> [BRIEF] Can you pull out each line of the data below that includes the word "label"?
------ EXCERPTED RECORDS
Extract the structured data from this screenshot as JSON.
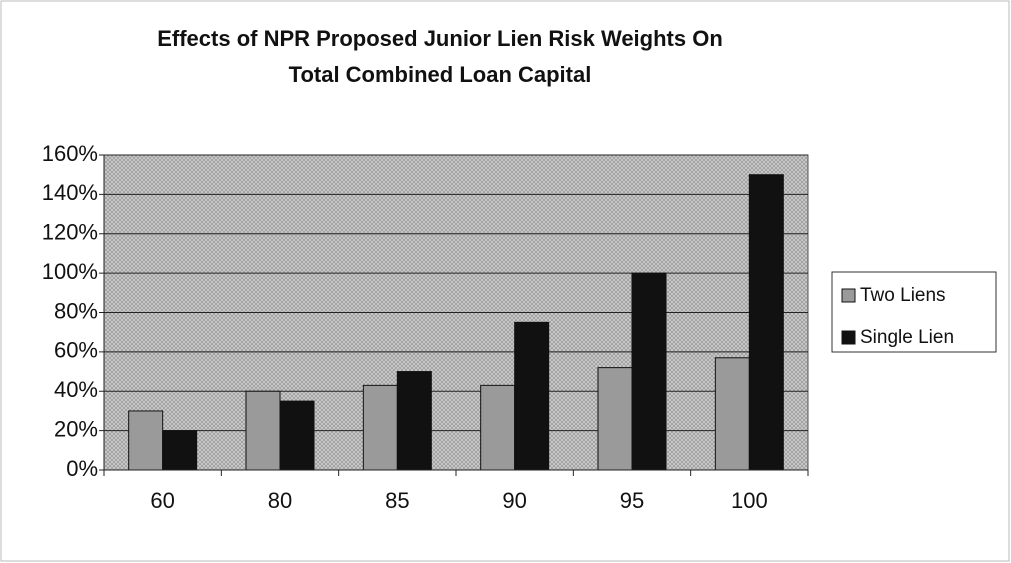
{
  "chart_data": {
    "type": "bar",
    "title": [
      "Effects of NPR Proposed Junior Lien Risk Weights On",
      "Total Combined Loan Capital"
    ],
    "categories": [
      "60",
      "80",
      "85",
      "90",
      "95",
      "100"
    ],
    "series": [
      {
        "name": "Two Liens",
        "color": "#9a9a9a",
        "values": [
          30,
          40,
          43,
          43,
          52,
          57
        ]
      },
      {
        "name": "Single Lien",
        "color": "#111111",
        "values": [
          20,
          35,
          50,
          75,
          100,
          150
        ]
      }
    ],
    "ylim": [
      0,
      160
    ],
    "yticks": [
      {
        "value": 0,
        "label": "0%"
      },
      {
        "value": 20,
        "label": "20%"
      },
      {
        "value": 40,
        "label": "40%"
      },
      {
        "value": 60,
        "label": "60%"
      },
      {
        "value": 80,
        "label": "80%"
      },
      {
        "value": 100,
        "label": "100%"
      },
      {
        "value": 120,
        "label": "120%"
      },
      {
        "value": 140,
        "label": "140%"
      },
      {
        "value": 160,
        "label": "160%"
      }
    ],
    "grid": true,
    "legend": "right"
  }
}
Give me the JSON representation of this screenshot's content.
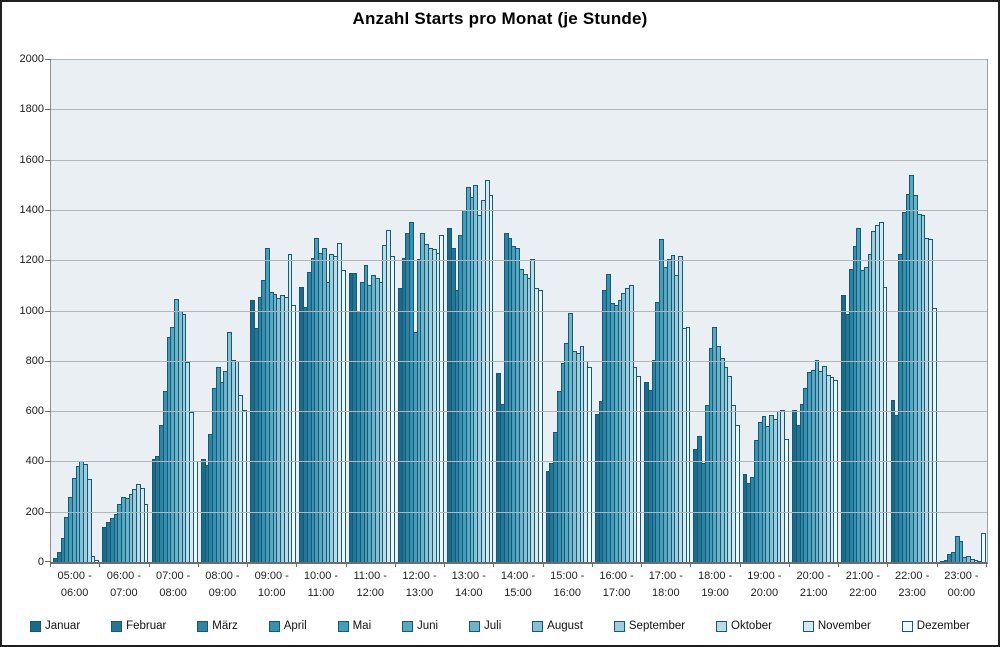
------------
> [RESPONSE TO THE TASK]
        "label": "0%"
        "label": "20%"
        "label": "40%"
        "label": "60%"
        "label": "80%"
        "label": "100%"
        "label": "120%"
        "label": "140%"
        "label": "160%"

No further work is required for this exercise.